═════ Information provided ═════
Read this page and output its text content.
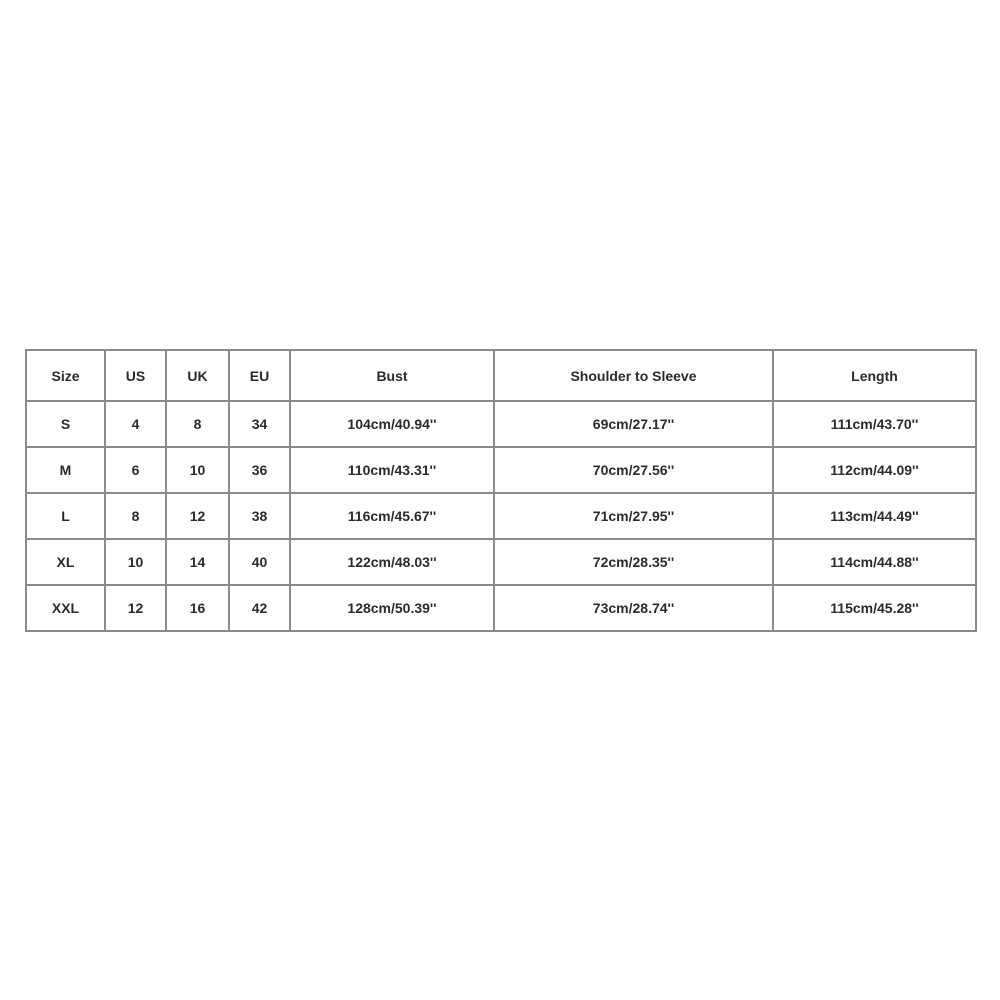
Size	US	UK	EU	Bust	Shoulder to Sleeve	Length
S	4	8	34	104cm/40.94''	69cm/27.17''	111cm/43.70''
M	6	10	36	110cm/43.31''	70cm/27.56''	112cm/44.09''
L	8	12	38	116cm/45.67''	71cm/27.95''	113cm/44.49''
XL	10	14	40	122cm/48.03''	72cm/28.35''	114cm/44.88''
XXL	12	16	42	128cm/50.39''	73cm/28.74''	115cm/45.28''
═════
Problem statement
Transcribe all the lines above exactly, apart from the pictures.

Response below
Read this page and output its text content.
Size	US	UK	EU	Bust	Shoulder to Sleeve	Length
S	4	8	34	104cm/40.94''	69cm/27.17''	111cm/43.70''
M	6	10	36	110cm/43.31''	70cm/27.56''	112cm/44.09''
L	8	12	38	116cm/45.67''	71cm/27.95''	113cm/44.49''
XL	10	14	40	122cm/48.03''	72cm/28.35''	114cm/44.88''
XXL	12	16	42	128cm/50.39''	73cm/28.74''	115cm/45.28''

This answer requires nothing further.